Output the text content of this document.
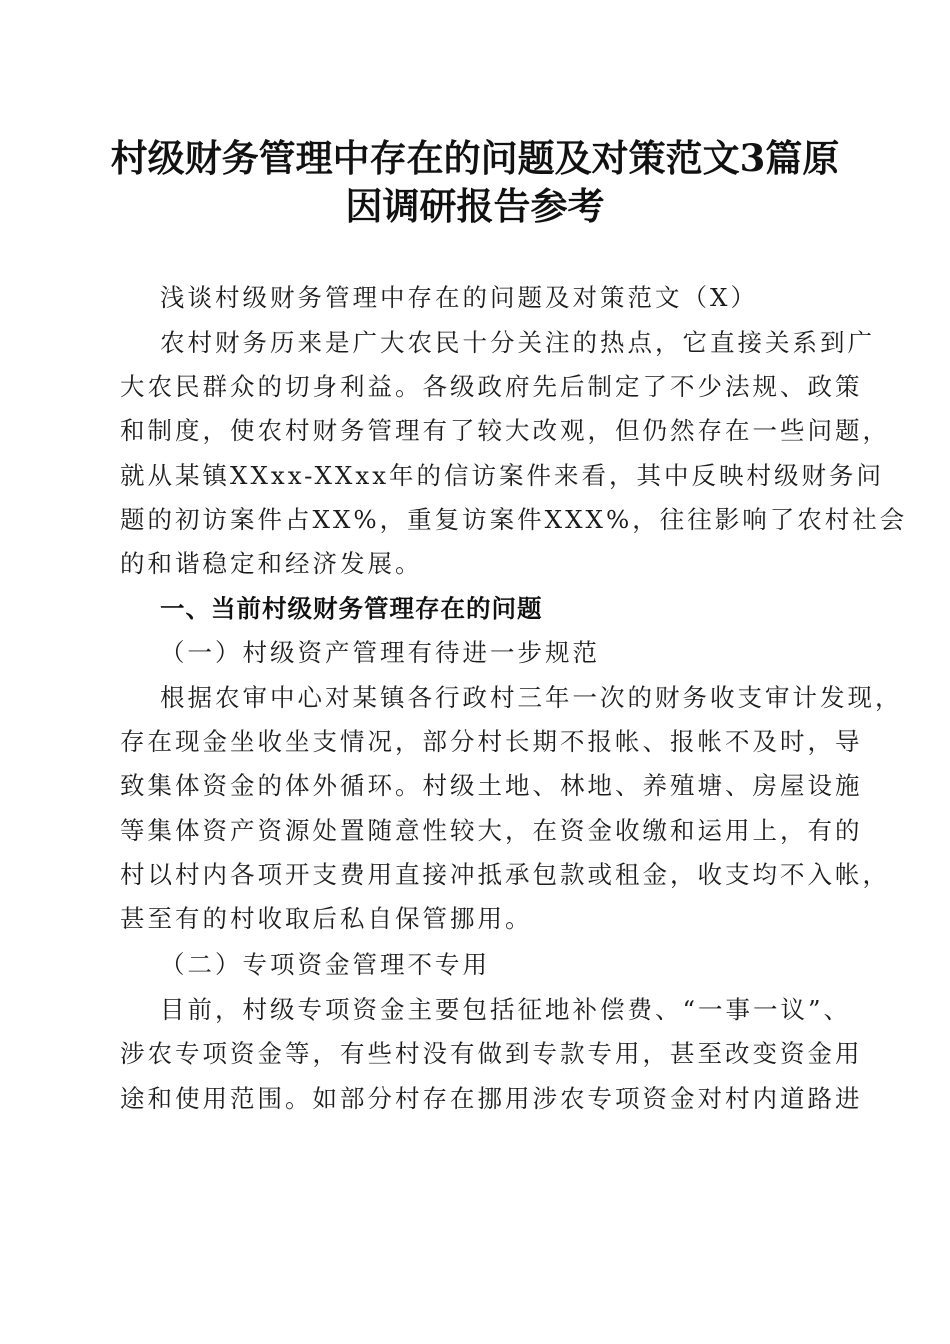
村级财务管理中存在的问题及对策范文3篇原
因调研报告参考
浅谈村级财务管理中存在的问题及对策范文（X）
农村财务历来是广大农民十分关注的热点，它直接关系到广
大农民群众的切身利益。各级政府先后制定了不少法规、政策
和制度，使农村财务管理有了较大改观，但仍然存在一些问题，
就从某镇XXxx-XXxx年的信访案件来看，其中反映村级财务问
题的初访案件占XX%，重复访案件XXX%，往往影响了农村社会
的和谐稳定和经济发展。
一、当前村级财务管理存在的问题
（一）村级资产管理有待进一步规范
根据农审中心对某镇各行政村三年一次的财务收支审计发现，
存在现金坐收坐支情况，部分村长期不报帐、报帐不及时，导
致集体资金的体外循环。村级土地、林地、养殖塘、房屋设施
等集体资产资源处置随意性较大，在资金收缴和运用上，有的
村以村内各项开支费用直接冲抵承包款或租金，收支均不入帐，
甚至有的村收取后私自保管挪用。
（二）专项资金管理不专用
目前，村级专项资金主要包括征地补偿费、“一事一议”、
涉农专项资金等，有些村没有做到专款专用，甚至改变资金用
途和使用范围。如部分村存在挪用涉农专项资金对村内道路进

=-=-=

▶ [Problem]
Strip out the pictures and quote the remaining data word for word.

▶ [Problem solution]
Output the text content of this document.
村级财务管理中存在的问题及对策范文3篇原
因调研报告参考
浅谈村级财务管理中存在的问题及对策范文（X）
农村财务历来是广大农民十分关注的热点，它直接关系到广
大农民群众的切身利益。各级政府先后制定了不少法规、政策
和制度，使农村财务管理有了较大改观，但仍然存在一些问题，
就从某镇XXxx-XXxx年的信访案件来看，其中反映村级财务问
题的初访案件占XX%，重复访案件XXX%，往往影响了农村社会
的和谐稳定和经济发展。
一、当前村级财务管理存在的问题
（一）村级资产管理有待进一步规范
根据农审中心对某镇各行政村三年一次的财务收支审计发现，
存在现金坐收坐支情况，部分村长期不报帐、报帐不及时，导
致集体资金的体外循环。村级土地、林地、养殖塘、房屋设施
等集体资产资源处置随意性较大，在资金收缴和运用上，有的
村以村内各项开支费用直接冲抵承包款或租金，收支均不入帐，
甚至有的村收取后私自保管挪用。
（二）专项资金管理不专用
目前，村级专项资金主要包括征地补偿费、“一事一议”、
涉农专项资金等，有些村没有做到专款专用，甚至改变资金用
途和使用范围。如部分村存在挪用涉农专项资金对村内道路进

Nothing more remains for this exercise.